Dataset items

☆ ☆ ☆

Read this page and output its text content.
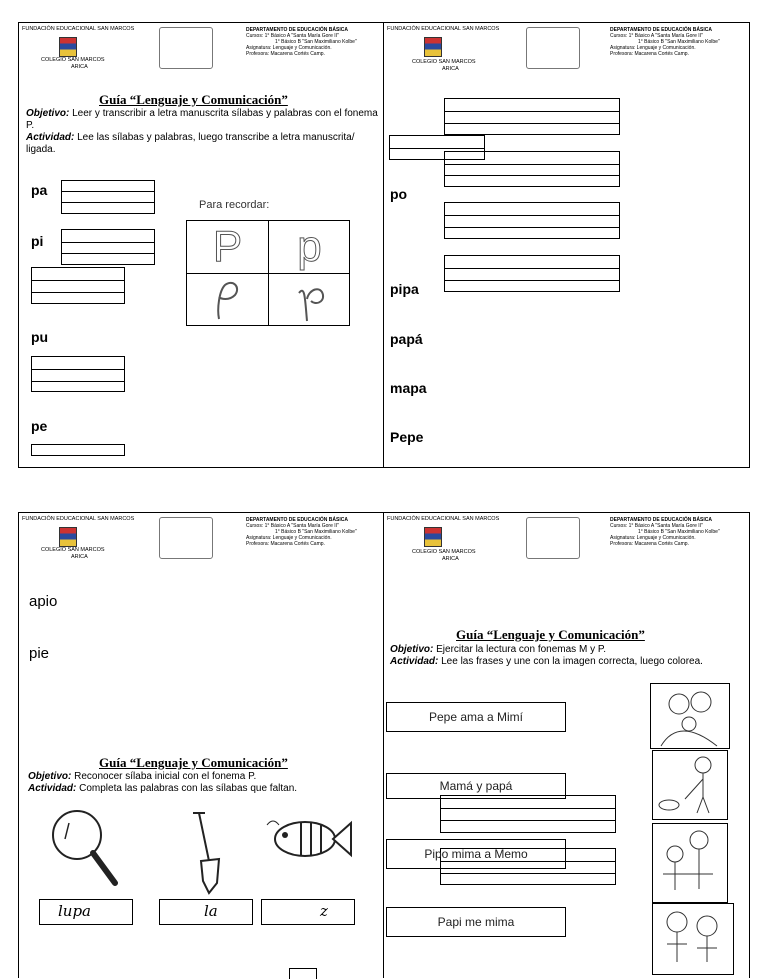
FUNDACIÓN EDUCACIONAL SAN MARCOS
COLEGIO SAN MARCOS
ARICA
DEPARTAMENTO DE EDUCACIÓN BÁSICA
Cursos: 1° Básico A "Santa María Gore II"
1° Básico B "San Maximiliano Kolbe"
Asignatura: Lenguaje y Comunicación.
Profesora: Macarena Cortés Camp.
Guía “Lenguaje y Comunicación”
Objetivo: Leer y transcribir a letra manuscrita sílabas y palabras con el fonema P.
Actividad: Lee las sílabas y palabras, luego transcribe a letra manuscrita/ ligada.
pa
pi
pu
pe
Para recordar:
P	p
FUNDACIÓN EDUCACIONAL SAN MARCOS
COLEGIO SAN MARCOS
ARICA
DEPARTAMENTO DE EDUCACIÓN BÁSICA
Cursos: 1° Básico A "Santa María Gore II"
1° Básico B "San Maximiliano Kolbe"
Asignatura: Lenguaje y Comunicación.
Profesora: Macarena Cortés Camp.
po
pipa
papá
mapa
Pepe
FUNDACIÓN EDUCACIONAL SAN MARCOS
COLEGIO SAN MARCOS
ARICA
DEPARTAMENTO DE EDUCACIÓN BÁSICA
Cursos: 1° Básico A "Santa María Gore II"
1° Básico B "San Maximiliano Kolbe"
Asignatura: Lenguaje y Comunicación.
Profesora: Macarena Cortés Camp.
apio
pie
Guía “Lenguaje y Comunicación”
Objetivo: Reconocer sílaba inicial con el fonema P.
Actividad: Completa las palabras con las sílabas que faltan.
lupa	la	z
FUNDACIÓN EDUCACIONAL SAN MARCOS
COLEGIO SAN MARCOS
ARICA
DEPARTAMENTO DE EDUCACIÓN BÁSICA
Cursos: 1° Básico A "Santa María Gore II"
1° Básico B "San Maximiliano Kolbe"
Asignatura: Lenguaje y Comunicación.
Profesora: Macarena Cortés Camp.
Guía “Lenguaje y Comunicación”
Objetivo: Ejercitar la lectura con fonemas M y P.
Actividad: Lee las frases y une con la imagen correcta, luego colorea.
Pepe ama a Mimí
Mamá y papá
Pipo mima a Memo
Papi me mima
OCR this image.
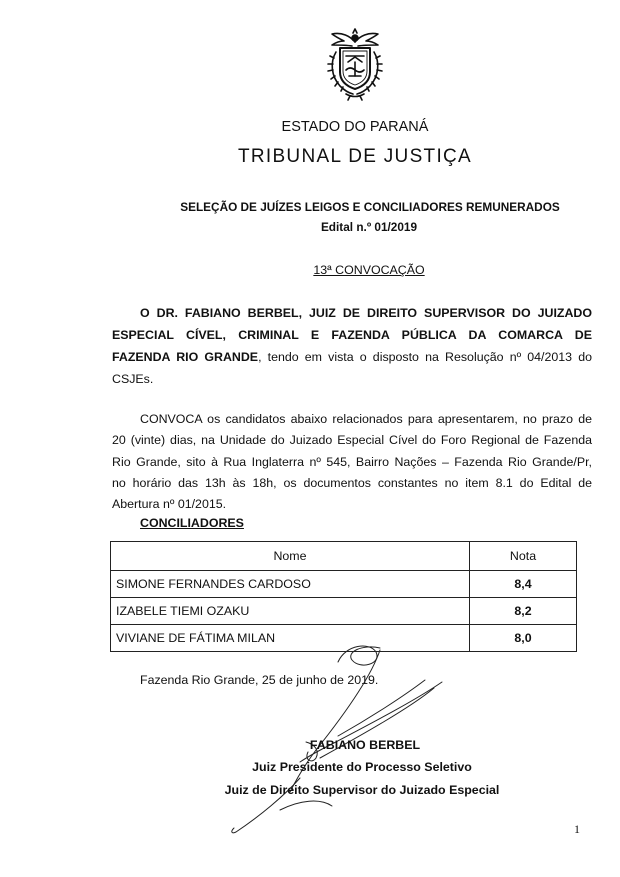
ESTADO DO PARANÁ
TRIBUNAL DE JUSTIÇA
SELEÇÃO DE JUÍZES LEIGOS E CONCILIADORES REMUNERADOS
Edital n.º 01/2019
13ª CONVOCAÇÃO
O DR. FABIANO BERBEL, JUIZ DE DIREITO SUPERVISOR DO JUIZADO
ESPECIAL CÍVEL, CRIMINAL E FAZENDA PÚBLICA DA COMARCA DE
FAZENDA RIO GRANDE, tendo em vista o disposto na Resolução nº 04/2013 do
CSJEs.
CONVOCA os candidatos abaixo relacionados para apresentarem, no prazo de
20 (vinte) dias, na Unidade do Juizado Especial Cível do Foro Regional de Fazenda
Rio Grande, sito à Rua Inglaterra nº 545, Bairro Nações – Fazenda Rio Grande/Pr,
no horário das 13h às 18h, os documentos constantes no item 8.1 do Edital de
Abertura nº 01/2015.
CONCILIADORES
Nome	Nota
SIMONE FERNANDES CARDOSO	8,4
IZABELE TIEMI OZAKU	8,2
VIVIANE DE FÁTIMA MILAN	8,0
Fazenda Rio Grande, 25 de junho de 2019.
FABIANO BERBEL
Juiz Presidente do Processo Seletivo
Juiz de Direito Supervisor do Juizado Especial
1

☆ ☆ ☆

◆ **What is needed**
Set down the material above as is, without any pictures.

◆ **Correct answer**
Read this page and output its text content.
FUNDACIÓN EDUCACIONAL SAN MARCOS
COLEGIO SAN MARCOS
ARICA
DEPARTAMENTO DE EDUCACIÓN BÁSICA
Cursos: 1° Básico A "Santa María Gore II"
1° Básico B "San Maximiliano Kolbe"
Asignatura: Lenguaje y Comunicación.
Profesora: Macarena Cortés Camp.
Guía “Lenguaje y Comunicación”
Objetivo: Leer y transcribir a letra manuscrita sílabas y palabras con el fonema P.
Actividad: Lee las sílabas y palabras, luego transcribe a letra manuscrita/ ligada.
pa
pi
pu
pe
Para recordar:
P	p
FUNDACIÓN EDUCACIONAL SAN MARCOS
COLEGIO SAN MARCOS
ARICA
DEPARTAMENTO DE EDUCACIÓN BÁSICA
Cursos: 1° Básico A "Santa María Gore II"
1° Básico B "San Maximiliano Kolbe"
Asignatura: Lenguaje y Comunicación.
Profesora: Macarena Cortés Camp.
po
pipa
papá
mapa
Pepe
FUNDACIÓN EDUCACIONAL SAN MARCOS
COLEGIO SAN MARCOS
ARICA
DEPARTAMENTO DE EDUCACIÓN BÁSICA
Cursos: 1° Básico A "Santa María Gore II"
1° Básico B "San Maximiliano Kolbe"
Asignatura: Lenguaje y Comunicación.
Profesora: Macarena Cortés Camp.
apio
pie
Guía “Lenguaje y Comunicación”
Objetivo: Reconocer sílaba inicial con el fonema P.
Actividad: Completa las palabras con las sílabas que faltan.
lupa	la	z
FUNDACIÓN EDUCACIONAL SAN MARCOS
COLEGIO SAN MARCOS
ARICA
DEPARTAMENTO DE EDUCACIÓN BÁSICA
Cursos: 1° Básico A "Santa María Gore II"
1° Básico B "San Maximiliano Kolbe"
Asignatura: Lenguaje y Comunicación.
Profesora: Macarena Cortés Camp.
Guía “Lenguaje y Comunicación”
Objetivo: Ejercitar la lectura con fonemas M y P.
Actividad: Lee las frases y une con la imagen correcta, luego colorea.
Pepe ama a Mimí
Mamá y papá
Pipo mima a Memo
Papi me mima
OCR this image.
ESTADO DO PARANÁ
TRIBUNAL DE JUSTIÇA
SELEÇÃO DE JUÍZES LEIGOS E CONCILIADORES REMUNERADOS
Edital n.º 01/2019
13ª CONVOCAÇÃO
O DR. FABIANO BERBEL, JUIZ DE DIREITO SUPERVISOR DO JUIZADO
ESPECIAL CÍVEL, CRIMINAL E FAZENDA PÚBLICA DA COMARCA DE
FAZENDA RIO GRANDE, tendo em vista o disposto na Resolução nº 04/2013 do
CSJEs.
CONVOCA os candidatos abaixo relacionados para apresentarem, no prazo de
20 (vinte) dias, na Unidade do Juizado Especial Cível do Foro Regional de Fazenda
Rio Grande, sito à Rua Inglaterra nº 545, Bairro Nações – Fazenda Rio Grande/Pr,
no horário das 13h às 18h, os documentos constantes no item 8.1 do Edital de
Abertura nº 01/2015.
CONCILIADORES
Nome	Nota
SIMONE FERNANDES CARDOSO	8,4
IZABELE TIEMI OZAKU	8,2
VIVIANE DE FÁTIMA MILAN	8,0
Fazenda Rio Grande, 25 de junho de 2019.
FABIANO BERBEL
Juiz Presidente do Processo Seletivo
Juiz de Direito Supervisor do Juizado Especial
1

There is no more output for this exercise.